## Exercise goal
How many lines in these records hold the string "field"? State only that number.

++++++++++

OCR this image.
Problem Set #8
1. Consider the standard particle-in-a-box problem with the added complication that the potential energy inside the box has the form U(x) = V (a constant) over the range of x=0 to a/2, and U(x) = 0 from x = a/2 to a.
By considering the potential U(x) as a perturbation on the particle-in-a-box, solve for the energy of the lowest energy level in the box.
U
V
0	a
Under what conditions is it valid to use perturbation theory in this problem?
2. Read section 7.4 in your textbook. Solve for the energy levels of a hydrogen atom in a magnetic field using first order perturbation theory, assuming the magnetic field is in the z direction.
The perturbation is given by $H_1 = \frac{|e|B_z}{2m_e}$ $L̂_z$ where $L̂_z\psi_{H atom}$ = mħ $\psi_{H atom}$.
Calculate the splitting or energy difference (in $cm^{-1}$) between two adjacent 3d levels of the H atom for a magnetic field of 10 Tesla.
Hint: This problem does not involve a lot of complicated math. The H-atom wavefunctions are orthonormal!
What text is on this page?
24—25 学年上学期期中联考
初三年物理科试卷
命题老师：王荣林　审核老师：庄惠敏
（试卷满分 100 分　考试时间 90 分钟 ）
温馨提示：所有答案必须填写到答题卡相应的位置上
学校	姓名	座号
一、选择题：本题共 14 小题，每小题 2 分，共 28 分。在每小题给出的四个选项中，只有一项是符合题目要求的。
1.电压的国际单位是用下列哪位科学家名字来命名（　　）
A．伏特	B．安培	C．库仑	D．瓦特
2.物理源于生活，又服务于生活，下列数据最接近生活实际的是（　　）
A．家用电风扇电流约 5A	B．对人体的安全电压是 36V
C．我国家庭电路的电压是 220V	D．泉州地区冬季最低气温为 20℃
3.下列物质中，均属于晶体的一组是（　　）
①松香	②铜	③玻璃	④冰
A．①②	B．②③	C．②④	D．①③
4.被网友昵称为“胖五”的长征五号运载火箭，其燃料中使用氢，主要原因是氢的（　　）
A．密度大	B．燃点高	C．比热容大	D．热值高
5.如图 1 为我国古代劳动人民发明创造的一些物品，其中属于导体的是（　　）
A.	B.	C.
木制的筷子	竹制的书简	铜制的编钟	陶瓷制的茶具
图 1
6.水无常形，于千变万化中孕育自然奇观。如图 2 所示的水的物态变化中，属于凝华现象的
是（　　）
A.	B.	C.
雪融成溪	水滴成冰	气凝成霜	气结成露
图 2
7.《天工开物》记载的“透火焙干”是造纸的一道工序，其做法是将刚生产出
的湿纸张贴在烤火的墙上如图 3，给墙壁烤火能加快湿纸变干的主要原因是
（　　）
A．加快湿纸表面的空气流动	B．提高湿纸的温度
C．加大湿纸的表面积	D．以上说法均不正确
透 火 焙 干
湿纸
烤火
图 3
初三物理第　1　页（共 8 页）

++++++++++

## Solution for this exercise
2